┌────────

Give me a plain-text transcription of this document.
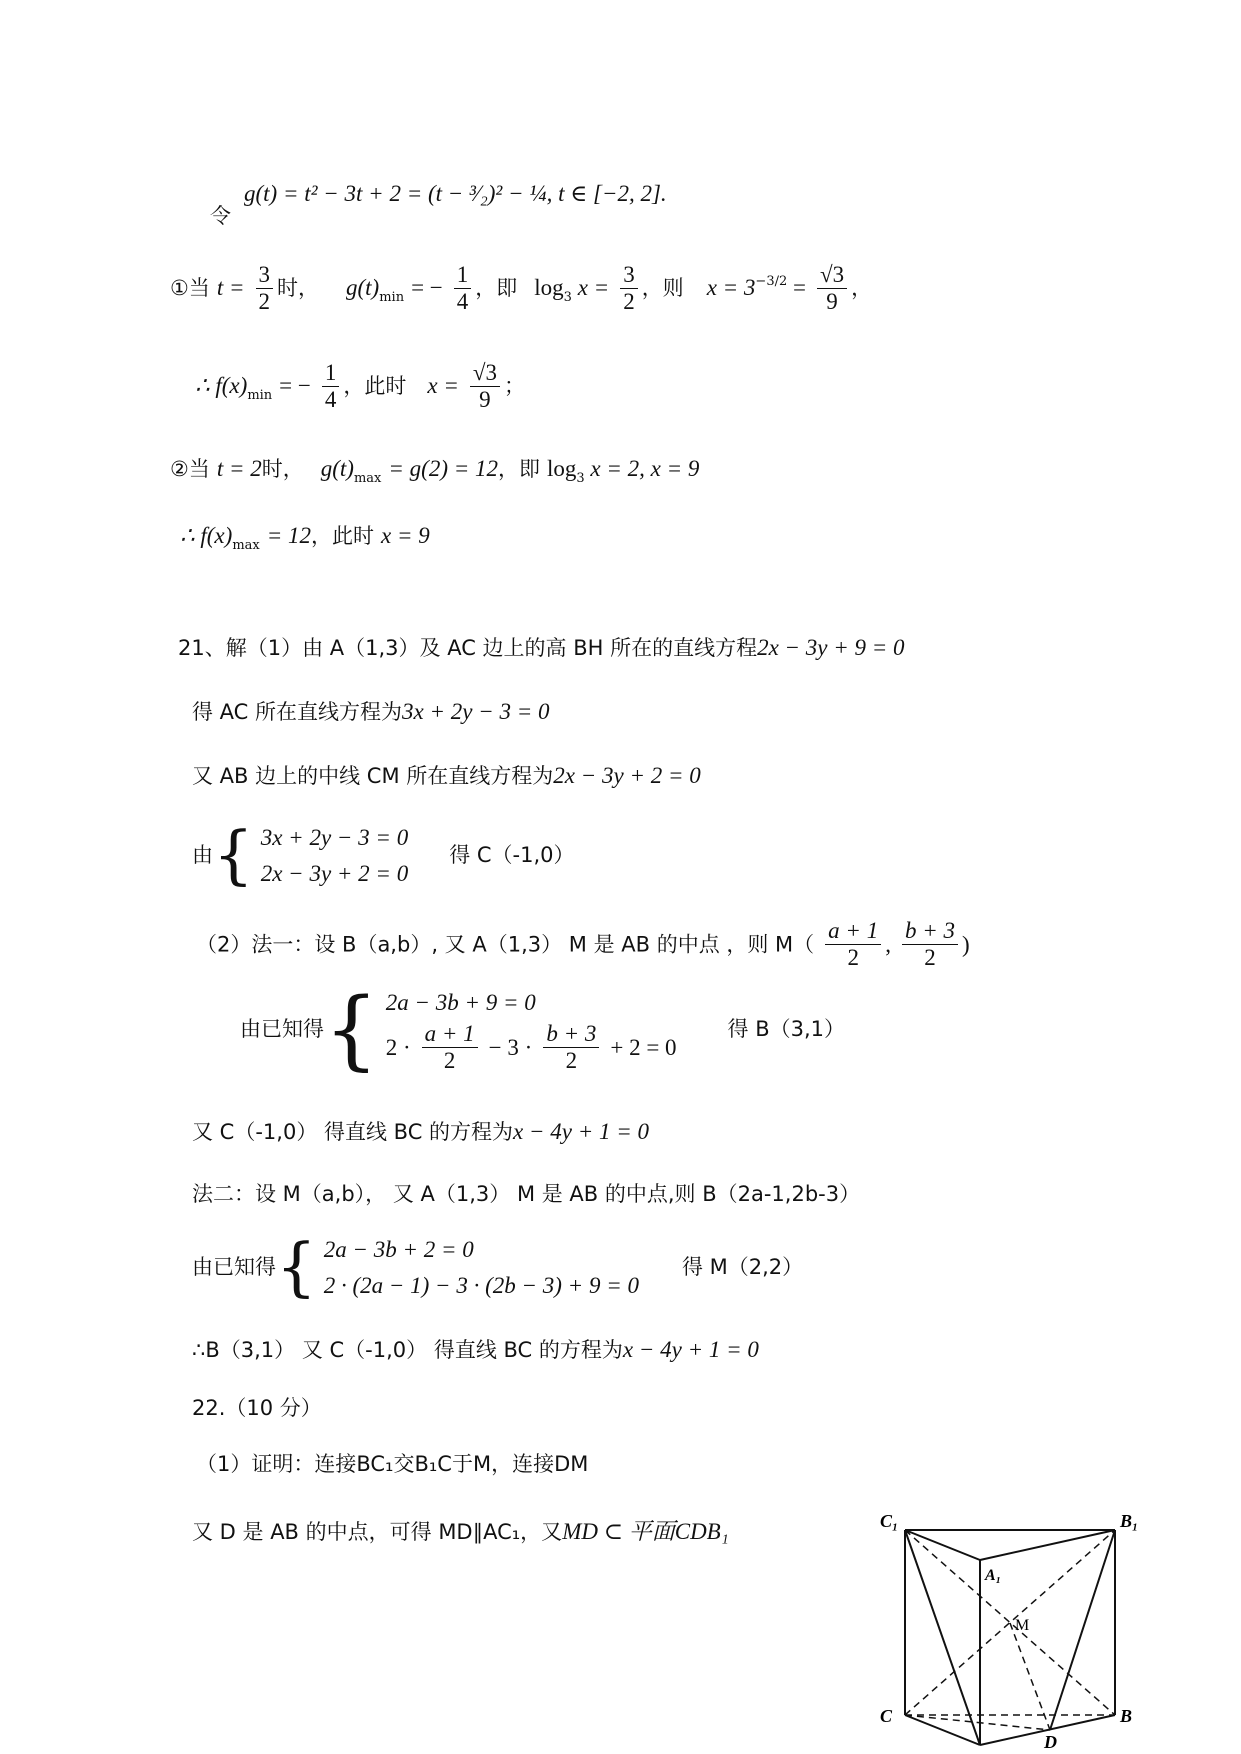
令 g(t) = t² − 3t + 2 = (t − ³⁄₂)² − ¼, t ∈ [−2, 2].
①当 $t = \frac{3}{2}$ 时， $g(t)_{min}$ = − $\frac{1}{4}$ ，即 $\log_3 x = \frac{3}{2}$ ，则 $x = 3^{-3/2} = \frac{√3}{9}$ ，
∴ $f(x)_{min}$ = − $\frac{1}{4}$ ，此时 $x = \frac{√3}{9}$ ；
②当 t = 2时， $g(t)_{max} = g(2) = 12$，即 $\log_3 x = 2$, x = 9
∴ $f(x)_{max} = 12$，此时 x = 9
21、解（1）由 A（1,3）及 AC 边上的高 BH 所在的直线方程2x − 3y + 9 = 0
得 AC 所在直线方程为3x + 2y − 3 = 0
又 AB 边上的中线 CM 所在直线方程为2x − 3y + 2 = 0
由{ 3x + 2y − 3 = 0
2x − 3y + 2 = 0
得 C（-1,0）
（2）法一：设 B（a,b）, 又 A（1,3） M 是 AB 的中点 ，则 $M( \frac{a + 1}{2}$ , $\frac{b + 3}{2}$ )
由已知得{ 2a − 3b + 9 = 0
$2 \cdot \frac{a + 1}{2} - 3 \cdot \frac{b + 3}{2} + 2 = 0$
得 B（3,1）
又 C（-1,0） 得直线 BC 的方程为x − 4y + 1 = 0
法二：设 M（a,b）， 又 A（1,3） M 是 AB 的中点,则 B（2a-1,2b-3）
由已知得{ 2a − 3b + 2 = 0
2 · (2a − 1) − 3 · (2b − 3) + 9 = 0
得 M（2,2）
∴B（3,1） 又 C（-1,0） 得直线 BC 的方程为x − 4y + 1 = 0
22.（10 分）
（1）证明：连接BC₁交B₁C于M，连接DM
又 D 是 AB 的中点，可得 MD∥AC₁，又MD ⊂ 平面CDB₁	C₁	B₁
A₁
M
C	B
D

└────────

→ **Stated problem**
Without the pictures, write out every entry precisely as it appears.

→ **Finished exercise**
Give me a plain-text transcription of this document.
令 g(t) = t² − 3t + 2 = (t − ³⁄₂)² − ¼, t ∈ [−2, 2].
①当 $t = \frac{3}{2}$ 时， $g(t)_{min}$ = − $\frac{1}{4}$ ，即 $\log_3 x = \frac{3}{2}$ ，则 $x = 3^{-3/2} = \frac{√3}{9}$ ，
∴ $f(x)_{min}$ = − $\frac{1}{4}$ ，此时 $x = \frac{√3}{9}$ ；
②当 t = 2时， $g(t)_{max} = g(2) = 12$，即 $\log_3 x = 2$, x = 9
∴ $f(x)_{max} = 12$，此时 x = 9
21、解（1）由 A（1,3）及 AC 边上的高 BH 所在的直线方程2x − 3y + 9 = 0
得 AC 所在直线方程为3x + 2y − 3 = 0
又 AB 边上的中线 CM 所在直线方程为2x − 3y + 2 = 0
由{ 3x + 2y − 3 = 0
2x − 3y + 2 = 0
得 C（-1,0）
（2）法一：设 B（a,b）, 又 A（1,3） M 是 AB 的中点 ，则 $M( \frac{a + 1}{2}$ , $\frac{b + 3}{2}$ )
由已知得{ 2a − 3b + 9 = 0
$2 \cdot \frac{a + 1}{2} - 3 \cdot \frac{b + 3}{2} + 2 = 0$
得 B（3,1）
又 C（-1,0） 得直线 BC 的方程为x − 4y + 1 = 0
法二：设 M（a,b）， 又 A（1,3） M 是 AB 的中点,则 B（2a-1,2b-3）
由已知得{ 2a − 3b + 2 = 0
2 · (2a − 1) − 3 · (2b − 3) + 9 = 0
得 M（2,2）
∴B（3,1） 又 C（-1,0） 得直线 BC 的方程为x − 4y + 1 = 0
22.（10 分）
（1）证明：连接BC₁交B₁C于M，连接DM
又 D 是 AB 的中点，可得 MD∥AC₁，又MD ⊂ 平面CDB₁	C₁	B₁
A₁
M
C	B
D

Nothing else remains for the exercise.